Write out the material again word for word, dropping any images it holds.

Figure dataset records
— Begin —
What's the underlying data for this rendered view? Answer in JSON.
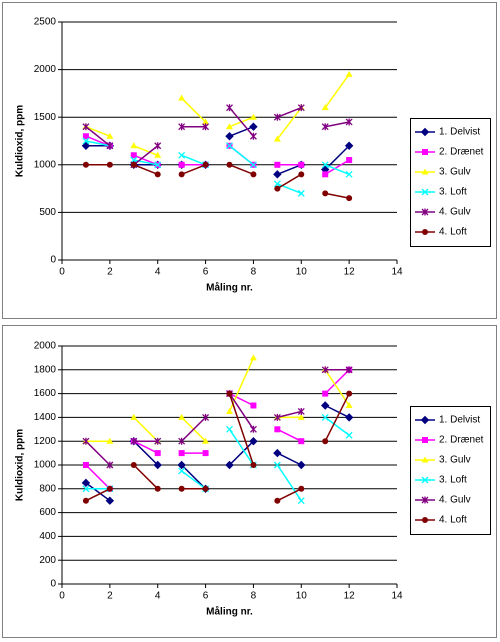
{
  "chart_data": [
    {
      "type": "line",
      "y_label": "Kuldioxid, ppm",
      "x_label": "Måling nr.",
      "xlim": [
        0,
        14
      ],
      "xticks": [
        0,
        2,
        4,
        6,
        8,
        10,
        12,
        14
      ],
      "ylim": [
        0,
        2500
      ],
      "yticks": [
        0,
        500,
        1000,
        1500,
        2000,
        2500
      ],
      "grid": true,
      "legend": "right",
      "x": [
        1,
        2,
        null,
        3,
        4,
        null,
        5,
        6,
        null,
        7,
        8,
        null,
        9,
        10,
        null,
        11,
        12
      ],
      "series": [
        {
          "name": "1. Delvist",
          "color": "#000080",
          "marker": "diamond",
          "values": [
            1200,
            1200,
            null,
            1000,
            1000,
            null,
            1000,
            1000,
            null,
            1300,
            1400,
            null,
            900,
            1000,
            null,
            950,
            1200
          ]
        },
        {
          "name": "2. Drænet",
          "color": "#ff00ff",
          "marker": "square",
          "values": [
            1300,
            1200,
            null,
            1100,
            1000,
            null,
            1000,
            1000,
            null,
            1200,
            1000,
            null,
            1000,
            1000,
            null,
            900,
            1050
          ]
        },
        {
          "name": "3. Gulv",
          "color": "#ffff00",
          "marker": "triangle",
          "values": [
            1400,
            1300,
            null,
            1200,
            1100,
            null,
            1700,
            1450,
            null,
            1400,
            1500,
            null,
            1270,
            1600,
            null,
            1600,
            1950
          ]
        },
        {
          "name": "3. Loft",
          "color": "#00ffff",
          "marker": "x",
          "values": [
            1250,
            1200,
            null,
            1050,
            1000,
            null,
            1100,
            1000,
            null,
            1200,
            1000,
            null,
            800,
            700,
            null,
            1000,
            900
          ]
        },
        {
          "name": "4. Gulv",
          "color": "#800080",
          "marker": "star",
          "values": [
            1400,
            1200,
            null,
            1000,
            1200,
            null,
            1400,
            1400,
            null,
            1600,
            1300,
            null,
            1500,
            1600,
            null,
            1400,
            1450
          ]
        },
        {
          "name": "4. Loft",
          "color": "#800000",
          "marker": "circle",
          "values": [
            1000,
            1000,
            null,
            1000,
            900,
            null,
            900,
            1000,
            null,
            1000,
            900,
            null,
            750,
            900,
            null,
            700,
            650
          ]
        }
      ]
    },
    {
      "type": "line",
      "y_label": "Kuldioxid, ppm",
      "x_label": "Måling nr.",
      "xlim": [
        0,
        14
      ],
      "xticks": [
        0,
        2,
        4,
        6,
        8,
        10,
        12,
        14
      ],
      "ylim": [
        0,
        2000
      ],
      "yticks": [
        0,
        200,
        400,
        600,
        800,
        1000,
        1200,
        1400,
        1600,
        1800,
        2000
      ],
      "grid": true,
      "legend": "right",
      "x": [
        1,
        2,
        null,
        3,
        4,
        null,
        5,
        6,
        null,
        7,
        8,
        null,
        9,
        10,
        null,
        11,
        12
      ],
      "series": [
        {
          "name": "1. Delvist",
          "color": "#000080",
          "marker": "diamond",
          "values": [
            850,
            700,
            null,
            1200,
            1000,
            null,
            1000,
            800,
            null,
            1000,
            1200,
            null,
            1100,
            1000,
            null,
            1500,
            1400
          ]
        },
        {
          "name": "2. Drænet",
          "color": "#ff00ff",
          "marker": "square",
          "values": [
            1000,
            800,
            null,
            1200,
            1100,
            null,
            1100,
            1100,
            null,
            1600,
            1500,
            null,
            1300,
            1200,
            null,
            1600,
            1800
          ]
        },
        {
          "name": "3. Gulv",
          "color": "#ffff00",
          "marker": "triangle",
          "values": [
            1200,
            1200,
            null,
            1400,
            1200,
            null,
            1400,
            1200,
            null,
            1450,
            1900,
            null,
            1400,
            1400,
            null,
            1800,
            1500
          ]
        },
        {
          "name": "3. Loft",
          "color": "#00ffff",
          "marker": "x",
          "values": [
            800,
            800,
            null,
            1200,
            1200,
            null,
            950,
            800,
            null,
            1300,
            1000,
            null,
            1000,
            700,
            null,
            1400,
            1250
          ]
        },
        {
          "name": "4. Gulv",
          "color": "#800080",
          "marker": "star",
          "values": [
            1200,
            1000,
            null,
            1200,
            1200,
            null,
            1200,
            1400,
            null,
            1600,
            1300,
            null,
            1400,
            1450,
            null,
            1800,
            1800
          ]
        },
        {
          "name": "4. Loft",
          "color": "#800000",
          "marker": "circle",
          "values": [
            700,
            800,
            null,
            1000,
            800,
            null,
            800,
            800,
            null,
            1600,
            1000,
            null,
            700,
            800,
            null,
            1200,
            1600
          ]
        }
      ]
    }
  ]
}
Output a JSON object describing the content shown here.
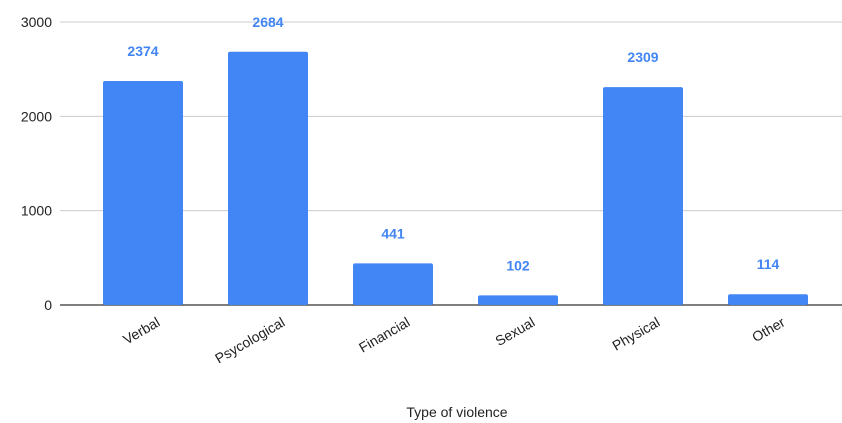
{
  "chart_data": {
    "type": "bar",
    "categories": [
      "Verbal",
      "Psycological",
      "Financial",
      "Sexual",
      "Physical",
      "Other"
    ],
    "values": [
      2374,
      2684,
      441,
      102,
      2309,
      114
    ],
    "data_labels": [
      "2374",
      "2684",
      "441",
      "102",
      "2309",
      "114"
    ],
    "title": "",
    "xlabel": "Type of violence",
    "ylabel": "",
    "ylim": [
      0,
      3000
    ],
    "yticks": [
      0,
      1000,
      2000,
      3000
    ],
    "ytick_labels": [
      "0",
      "1000",
      "2000",
      "3000"
    ],
    "grid": true,
    "legend": "none",
    "colors": {
      "bar": "#4285f4",
      "label": "#4285f4",
      "grid": "#cccccc"
    }
  }
}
— End —
• **ANSWER TO THE TASK**
What's the underlying data for this rendered view? Answer in JSON.
{
  "chart_data": [
    {
      "type": "line",
      "y_label": "Kuldioxid, ppm",
      "x_label": "Måling nr.",
      "xlim": [
        0,
        14
      ],
      "xticks": [
        0,
        2,
        4,
        6,
        8,
        10,
        12,
        14
      ],
      "ylim": [
        0,
        2500
      ],
      "yticks": [
        0,
        500,
        1000,
        1500,
        2000,
        2500
      ],
      "grid": true,
      "legend": "right",
      "x": [
        1,
        2,
        null,
        3,
        4,
        null,
        5,
        6,
        null,
        7,
        8,
        null,
        9,
        10,
        null,
        11,
        12
      ],
      "series": [
        {
          "name": "1. Delvist",
          "color": "#000080",
          "marker": "diamond",
          "values": [
            1200,
            1200,
            null,
            1000,
            1000,
            null,
            1000,
            1000,
            null,
            1300,
            1400,
            null,
            900,
            1000,
            null,
            950,
            1200
          ]
        },
        {
          "name": "2. Drænet",
          "color": "#ff00ff",
          "marker": "square",
          "values": [
            1300,
            1200,
            null,
            1100,
            1000,
            null,
            1000,
            1000,
            null,
            1200,
            1000,
            null,
            1000,
            1000,
            null,
            900,
            1050
          ]
        },
        {
          "name": "3. Gulv",
          "color": "#ffff00",
          "marker": "triangle",
          "values": [
            1400,
            1300,
            null,
            1200,
            1100,
            null,
            1700,
            1450,
            null,
            1400,
            1500,
            null,
            1270,
            1600,
            null,
            1600,
            1950
          ]
        },
        {
          "name": "3. Loft",
          "color": "#00ffff",
          "marker": "x",
          "values": [
            1250,
            1200,
            null,
            1050,
            1000,
            null,
            1100,
            1000,
            null,
            1200,
            1000,
            null,
            800,
            700,
            null,
            1000,
            900
          ]
        },
        {
          "name": "4. Gulv",
          "color": "#800080",
          "marker": "star",
          "values": [
            1400,
            1200,
            null,
            1000,
            1200,
            null,
            1400,
            1400,
            null,
            1600,
            1300,
            null,
            1500,
            1600,
            null,
            1400,
            1450
          ]
        },
        {
          "name": "4. Loft",
          "color": "#800000",
          "marker": "circle",
          "values": [
            1000,
            1000,
            null,
            1000,
            900,
            null,
            900,
            1000,
            null,
            1000,
            900,
            null,
            750,
            900,
            null,
            700,
            650
          ]
        }
      ]
    },
    {
      "type": "line",
      "y_label": "Kuldioxid, ppm",
      "x_label": "Måling nr.",
      "xlim": [
        0,
        14
      ],
      "xticks": [
        0,
        2,
        4,
        6,
        8,
        10,
        12,
        14
      ],
      "ylim": [
        0,
        2000
      ],
      "yticks": [
        0,
        200,
        400,
        600,
        800,
        1000,
        1200,
        1400,
        1600,
        1800,
        2000
      ],
      "grid": true,
      "legend": "right",
      "x": [
        1,
        2,
        null,
        3,
        4,
        null,
        5,
        6,
        null,
        7,
        8,
        null,
        9,
        10,
        null,
        11,
        12
      ],
      "series": [
        {
          "name": "1. Delvist",
          "color": "#000080",
          "marker": "diamond",
          "values": [
            850,
            700,
            null,
            1200,
            1000,
            null,
            1000,
            800,
            null,
            1000,
            1200,
            null,
            1100,
            1000,
            null,
            1500,
            1400
          ]
        },
        {
          "name": "2. Drænet",
          "color": "#ff00ff",
          "marker": "square",
          "values": [
            1000,
            800,
            null,
            1200,
            1100,
            null,
            1100,
            1100,
            null,
            1600,
            1500,
            null,
            1300,
            1200,
            null,
            1600,
            1800
          ]
        },
        {
          "name": "3. Gulv",
          "color": "#ffff00",
          "marker": "triangle",
          "values": [
            1200,
            1200,
            null,
            1400,
            1200,
            null,
            1400,
            1200,
            null,
            1450,
            1900,
            null,
            1400,
            1400,
            null,
            1800,
            1500
          ]
        },
        {
          "name": "3. Loft",
          "color": "#00ffff",
          "marker": "x",
          "values": [
            800,
            800,
            null,
            1200,
            1200,
            null,
            950,
            800,
            null,
            1300,
            1000,
            null,
            1000,
            700,
            null,
            1400,
            1250
          ]
        },
        {
          "name": "4. Gulv",
          "color": "#800080",
          "marker": "star",
          "values": [
            1200,
            1000,
            null,
            1200,
            1200,
            null,
            1200,
            1400,
            null,
            1600,
            1300,
            null,
            1400,
            1450,
            null,
            1800,
            1800
          ]
        },
        {
          "name": "4. Loft",
          "color": "#800000",
          "marker": "circle",
          "values": [
            700,
            800,
            null,
            1000,
            800,
            null,
            800,
            800,
            null,
            1600,
            1000,
            null,
            700,
            800,
            null,
            1200,
            1600
          ]
        }
      ]
    }
  ]
}
Output a JSON object describing the content shown here.
{
  "chart_data": {
    "type": "bar",
    "categories": [
      "Verbal",
      "Psycological",
      "Financial",
      "Sexual",
      "Physical",
      "Other"
    ],
    "values": [
      2374,
      2684,
      441,
      102,
      2309,
      114
    ],
    "data_labels": [
      "2374",
      "2684",
      "441",
      "102",
      "2309",
      "114"
    ],
    "title": "",
    "xlabel": "Type of violence",
    "ylabel": "",
    "ylim": [
      0,
      3000
    ],
    "yticks": [
      0,
      1000,
      2000,
      3000
    ],
    "ytick_labels": [
      "0",
      "1000",
      "2000",
      "3000"
    ],
    "grid": true,
    "legend": "none",
    "colors": {
      "bar": "#4285f4",
      "label": "#4285f4",
      "grid": "#cccccc"
    }
  }
}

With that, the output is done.